TASK DESCRIPTION ::
Locate all lines in the data below that hold "about" and show them.

(Dataset records)
** Start **

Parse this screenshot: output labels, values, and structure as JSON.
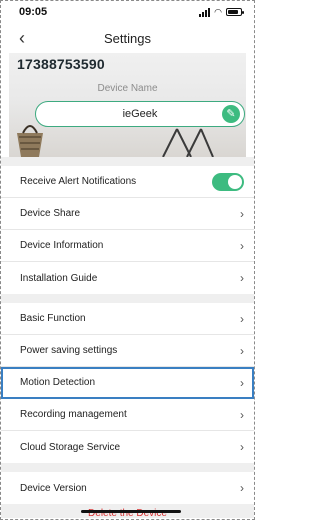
{
  "status": {
    "time": "09:05"
  },
  "nav": {
    "title": "Settings"
  },
  "device": {
    "id": "17388753590",
    "name_label": "Device Name",
    "name_value": "ieGeek"
  },
  "alerts": {
    "label": "Receive Alert Notifications",
    "enabled": true
  },
  "group1": [
    {
      "label": "Device Share"
    },
    {
      "label": "Device Information"
    },
    {
      "label": "Installation Guide"
    }
  ],
  "group2": [
    {
      "label": "Basic Function"
    },
    {
      "label": "Power saving settings"
    },
    {
      "label": "Motion Detection"
    },
    {
      "label": "Recording management"
    },
    {
      "label": "Cloud Storage Service"
    }
  ],
  "group3": [
    {
      "label": "Device Version"
    }
  ],
  "footer": {
    "delete_label": "Delete the Device"
  },
  "colors": {
    "accent": "#3dbb80",
    "highlight": "#3a7fc2",
    "danger": "#d63030"
  }
}
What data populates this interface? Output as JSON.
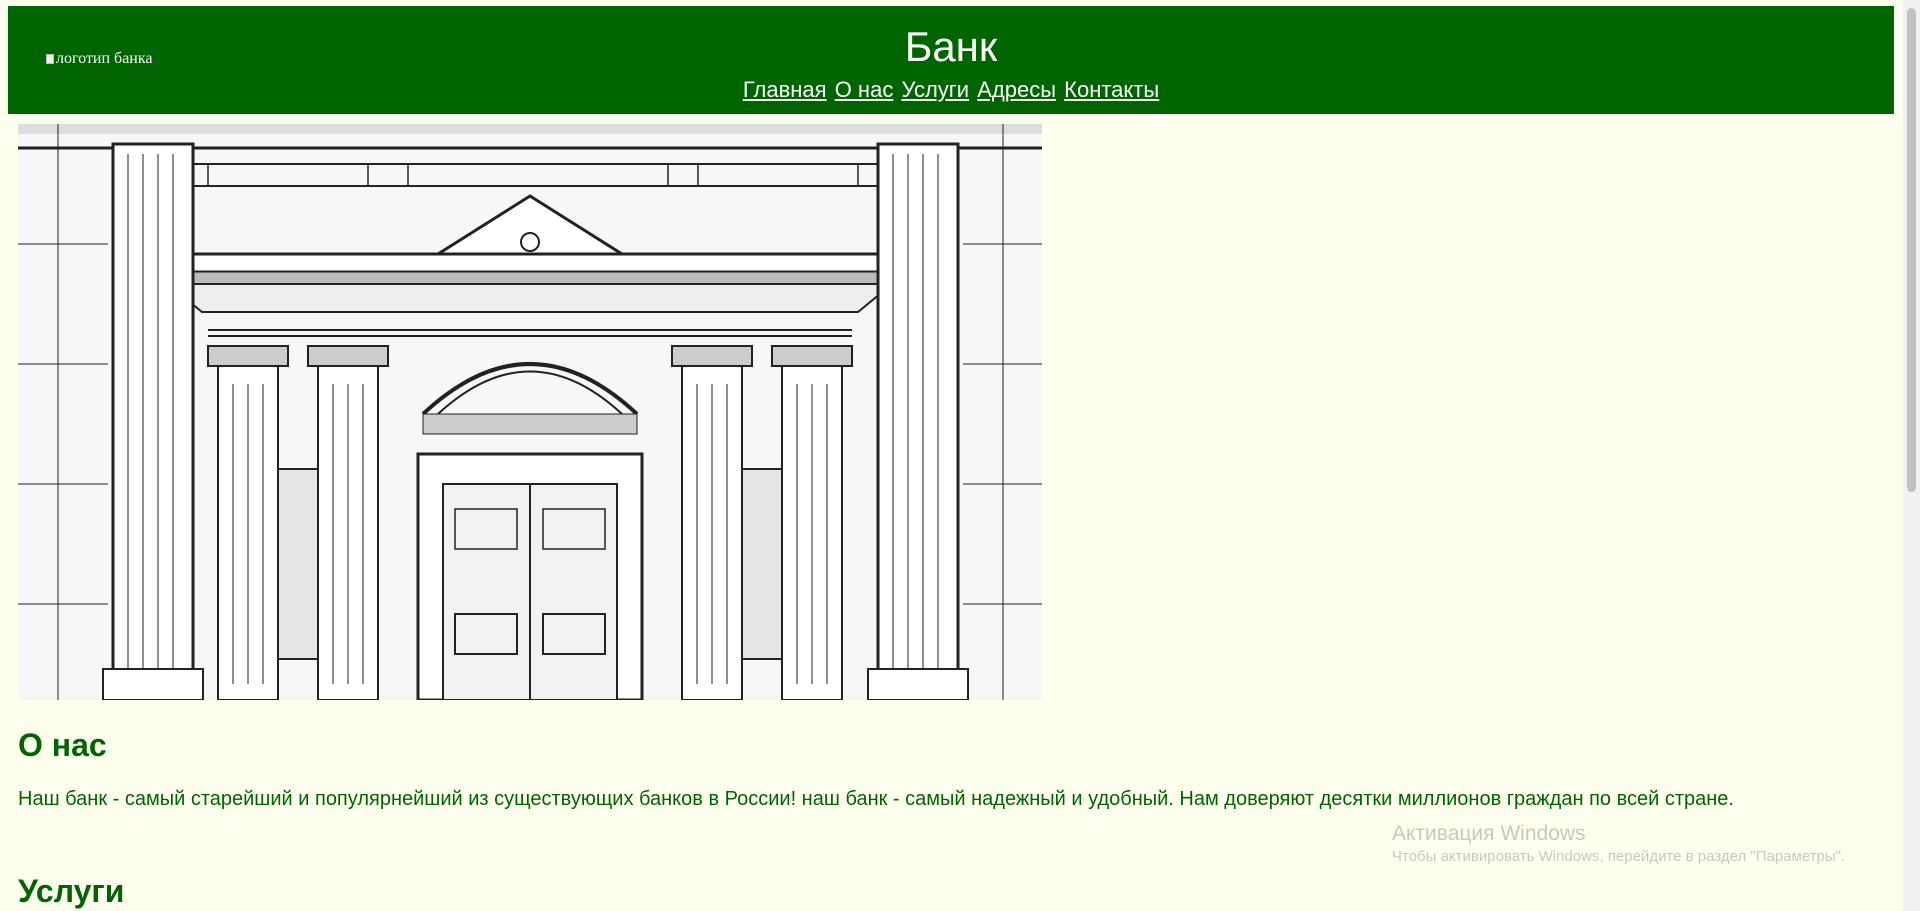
{
  "header": {
    "logo_alt": "логотип банка",
    "title": "Банк",
    "nav": [
      "Главная",
      "О нас",
      "Услуги",
      "Адресы",
      "Контакты"
    ]
  },
  "about": {
    "heading": "О нас",
    "text": "Наш банк - самый старейший и популярнейший из существующих банков в России! наш банк - самый надежный и удобный. Нам доверяют десятки миллионов граждан по всей стране."
  },
  "services": {
    "heading": "Услуги"
  },
  "watermark": {
    "title": "Активация Windows",
    "subtitle": "Чтобы активировать Windows, перейдите в раздел \"Параметры\"."
  },
  "colors": {
    "header_bg": "#006400",
    "page_bg": "#fffff0",
    "text": "#006400"
  }
}
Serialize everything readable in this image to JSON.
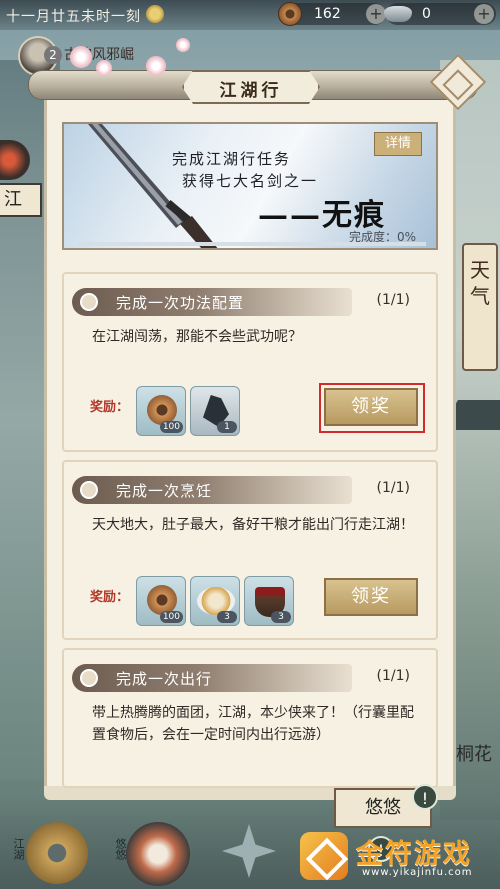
{
  "status_bar": {
    "date": "十一月廿五未时一刻",
    "resources": [
      {
        "icon": "copper-coin-icon",
        "value": "162"
      },
      {
        "icon": "silver-ingot-icon",
        "value": "0"
      }
    ]
  },
  "hud_left": {
    "notice_number": "2",
    "notice_text": "古的风邪崛",
    "tab_label": "江"
  },
  "hud_right": {
    "weather_tab": "天气",
    "flower_label": "桐花"
  },
  "panel": {
    "title": "江湖行",
    "banner": {
      "line1": "完成江湖行任务",
      "line2": "获得七大名剑之一",
      "sword_name": "——无痕",
      "detail_button": "详情",
      "progress_label": "完成度：0%",
      "progress_percent": 0
    },
    "tasks": [
      {
        "title": "完成一次功法配置",
        "count": "(1/1)",
        "desc": "在江湖闯荡，那能不会些武功呢？",
        "reward_label": "奖励：",
        "rewards": [
          {
            "icon": "copper-coin-icon",
            "qty": "100"
          },
          {
            "icon": "martial-scroll-icon",
            "qty": "1"
          }
        ],
        "button": "领奖"
      },
      {
        "title": "完成一次烹饪",
        "count": "(1/1)",
        "desc": "天大地大，肚子最大，备好干粮才能出门行走江湖！",
        "reward_label": "奖励：",
        "rewards": [
          {
            "icon": "copper-coin-icon",
            "qty": "100"
          },
          {
            "icon": "rice-bowl-icon",
            "qty": "3"
          },
          {
            "icon": "water-bucket-icon",
            "qty": "3"
          }
        ],
        "button": "领奖"
      },
      {
        "title": "完成一次出行",
        "count": "(1/1)",
        "desc": "带上热腾腾的面团，江湖，本少侠来了！（行囊里配置食物后，会在一定时间内出行远游）"
      }
    ]
  },
  "bottom_hud": {
    "dock_left_label": "江湖",
    "dock_mid_label": "悠悠",
    "mini_tab": "悠悠",
    "alert_glyph": "!"
  },
  "watermark": {
    "name": "金符游戏",
    "url": "www.yikajinfu.com"
  }
}
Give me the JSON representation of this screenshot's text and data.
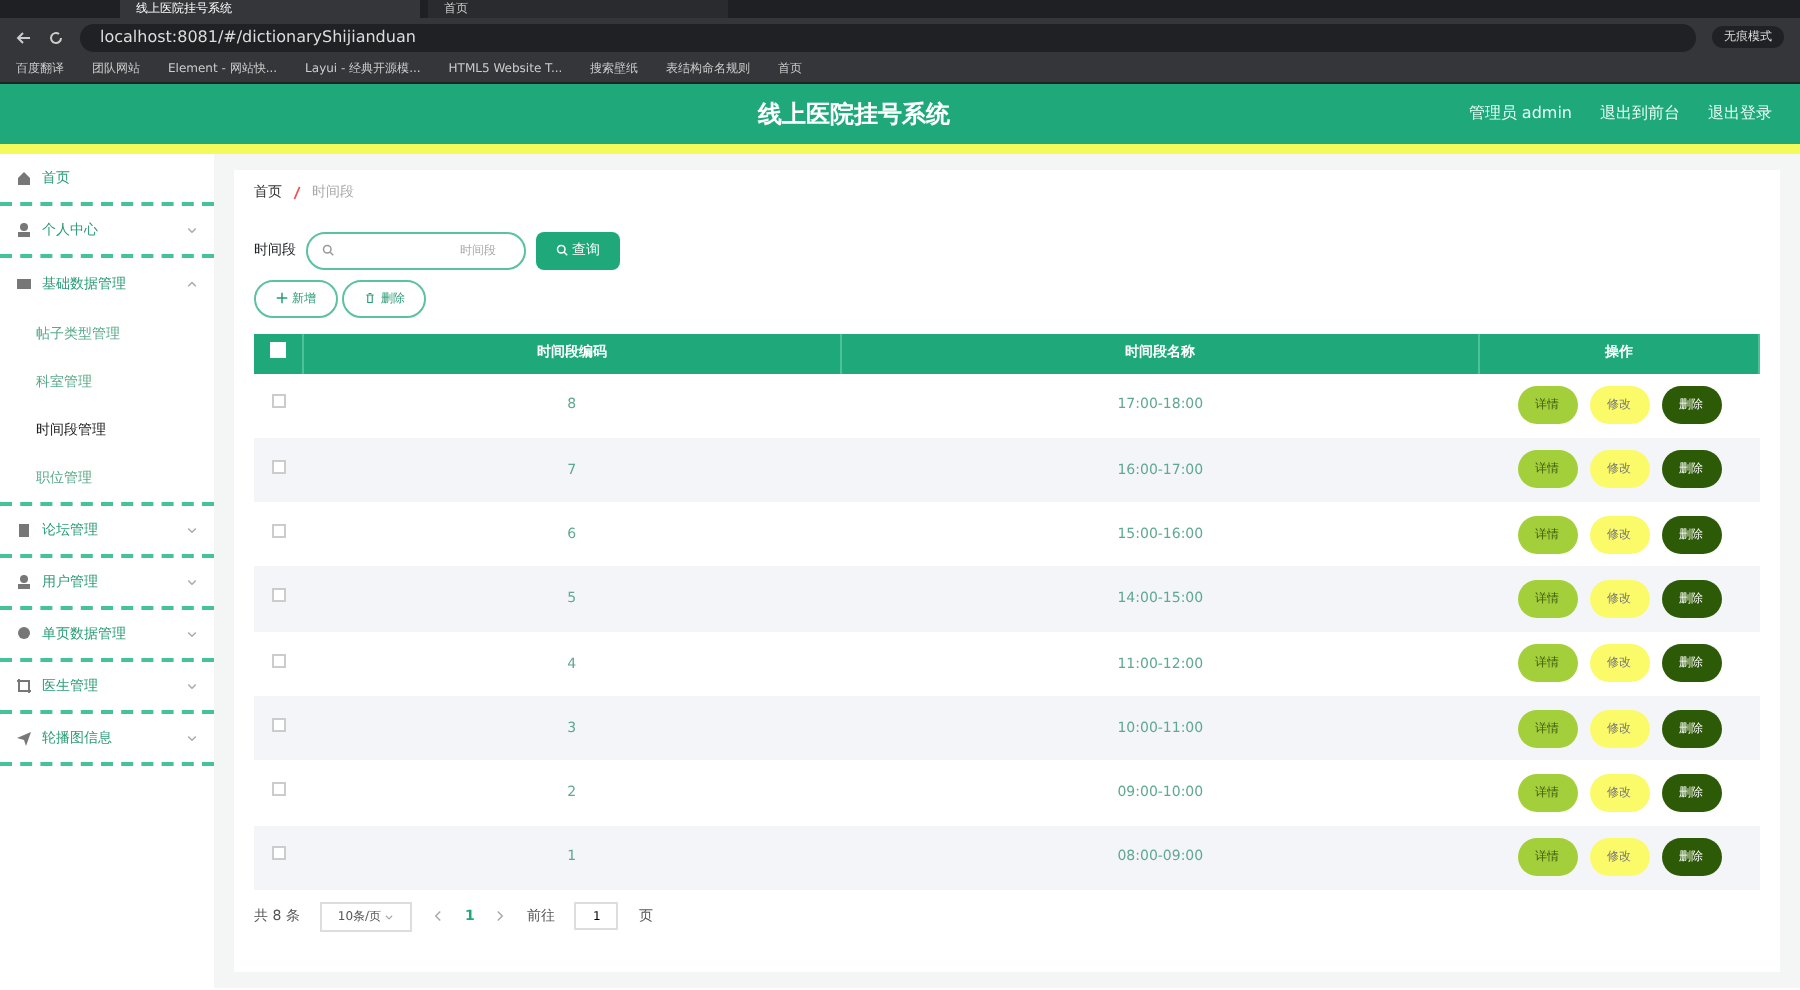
{
  "browser": {
    "tabs": [
      {
        "title": "线上医院挂号系统",
        "selected": true
      },
      {
        "title": "首页",
        "selected": false
      }
    ],
    "address": "localhost:8081/#/dictionaryShijianduan",
    "profile": "无痕模式",
    "bookmarks": [
      "百度翻译",
      "团队网站",
      "Element - 网站快...",
      "Layui - 经典开源模...",
      "HTML5 Website T...",
      "搜索壁纸",
      "表结构命名规则",
      "首页"
    ]
  },
  "header": {
    "title": "线上医院挂号系统",
    "links": [
      "管理员 admin",
      "退出到前台",
      "退出登录"
    ]
  },
  "sidebar": {
    "items": [
      {
        "label": "首页"
      },
      {
        "label": "个人中心",
        "expanded": false
      },
      {
        "label": "基础数据管理",
        "expanded": true,
        "children": [
          {
            "label": "帖子类型管理",
            "selected": false
          },
          {
            "label": "科室管理",
            "selected": false
          },
          {
            "label": "时间段管理",
            "selected": true
          },
          {
            "label": "职位管理",
            "selected": false
          }
        ]
      },
      {
        "label": "论坛管理",
        "expanded": false
      },
      {
        "label": "用户管理",
        "expanded": false
      },
      {
        "label": "单页数据管理",
        "expanded": false
      },
      {
        "label": "医生管理",
        "expanded": false
      },
      {
        "label": "轮播图信息",
        "expanded": false
      }
    ]
  },
  "breadcrumb": [
    "首页",
    "时间段"
  ],
  "search": {
    "label": "时间段",
    "placeholder": "时间段",
    "button": "查询"
  },
  "actions": [
    "新增",
    "删除"
  ],
  "table": {
    "columns": [
      "时间段编码",
      "时间段名称",
      "操作"
    ],
    "all_checked": false,
    "rows": [
      {
        "code": "8",
        "name": "17:00-18:00",
        "checked": false,
        "buttons": [
          "详情",
          "修改",
          "删除"
        ]
      },
      {
        "code": "7",
        "name": "16:00-17:00",
        "checked": false,
        "buttons": [
          "详情",
          "修改",
          "删除"
        ]
      },
      {
        "code": "6",
        "name": "15:00-16:00",
        "checked": false,
        "buttons": [
          "详情",
          "修改",
          "删除"
        ]
      },
      {
        "code": "5",
        "name": "14:00-15:00",
        "checked": false,
        "buttons": [
          "详情",
          "修改",
          "删除"
        ]
      },
      {
        "code": "4",
        "name": "11:00-12:00",
        "checked": false,
        "buttons": [
          "详情",
          "修改",
          "删除"
        ]
      },
      {
        "code": "3",
        "name": "10:00-11:00",
        "checked": false,
        "buttons": [
          "详情",
          "修改",
          "删除"
        ]
      },
      {
        "code": "2",
        "name": "09:00-10:00",
        "checked": false,
        "buttons": [
          "详情",
          "修改",
          "删除"
        ]
      },
      {
        "code": "1",
        "name": "08:00-09:00",
        "checked": false,
        "buttons": [
          "详情",
          "修改",
          "删除"
        ]
      }
    ]
  },
  "pagination": {
    "total": "共 8 条",
    "page_size": "10条/页",
    "pages": [
      {
        "label": "1",
        "selected": true
      }
    ],
    "goto_label": "前往",
    "goto_value": "1",
    "goto_suffix": "页"
  }
}
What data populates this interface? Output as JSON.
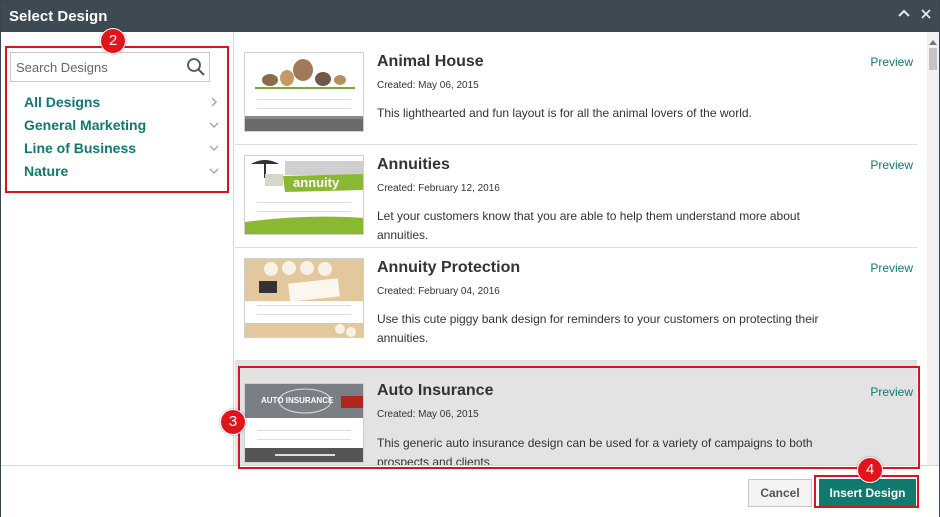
{
  "window": {
    "title": "Select Design"
  },
  "search": {
    "placeholder": "Search Designs",
    "value": ""
  },
  "categories": [
    {
      "label": "All Designs",
      "icon": "chevron-right-icon"
    },
    {
      "label": "General Marketing",
      "icon": "chevron-down-icon"
    },
    {
      "label": "Line of Business",
      "icon": "chevron-down-icon"
    },
    {
      "label": "Nature",
      "icon": "chevron-down-icon"
    }
  ],
  "designs": [
    {
      "name": "Animal House",
      "created": "Created: May 06, 2015",
      "description": "This lighthearted and fun layout is for all the animal lovers of the world.",
      "preview": "Preview"
    },
    {
      "name": "Annuities",
      "created": "Created: February 12, 2016",
      "description": "Let your customers know that you are able to help them understand more about annuities.",
      "preview": "Preview",
      "thumb_text": "annuity"
    },
    {
      "name": "Annuity Protection",
      "created": "Created: February 04, 2016",
      "description": "Use this cute piggy bank design for reminders to your customers on protecting their annuities.",
      "preview": "Preview"
    },
    {
      "name": "Auto Insurance",
      "created": "Created: May 06, 2015",
      "description": "This generic auto insurance design can be used for a variety of campaigns to both prospects and clients.",
      "preview": "Preview",
      "thumb_text": "AUTO INSURANCE",
      "selected": true
    }
  ],
  "footer": {
    "cancel_label": "Cancel",
    "insert_label": "Insert Design"
  },
  "callouts": [
    "2",
    "3",
    "4"
  ],
  "colors": {
    "titlebar": "#3e4a53",
    "accent": "#0f7a6d",
    "highlight": "#d9141b",
    "selected_row": "#e3e3e3"
  }
}
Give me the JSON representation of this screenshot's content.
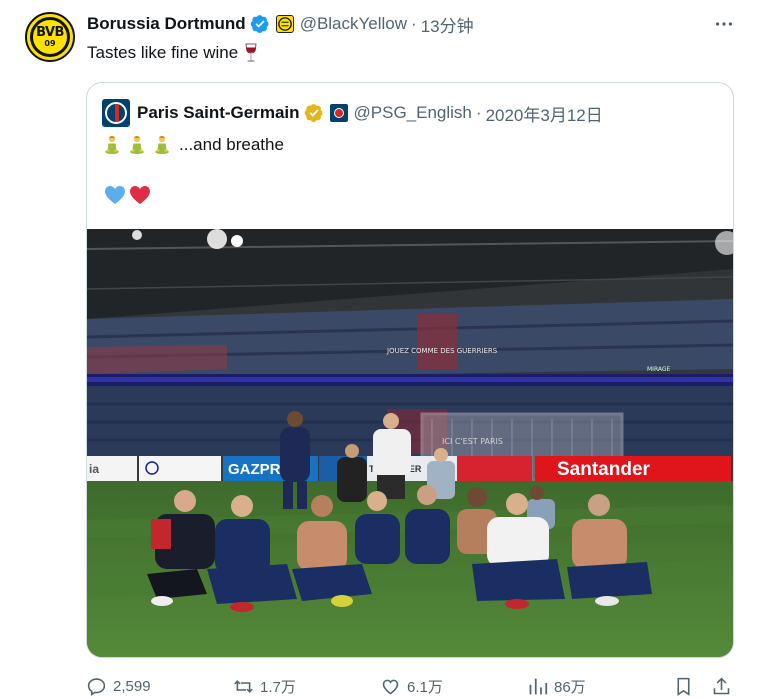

** End **

SOLUTION TO THIS PROBLEM ::
  "about": {
      "description": "Let your customers know that you are able to help them understand more about annuities.",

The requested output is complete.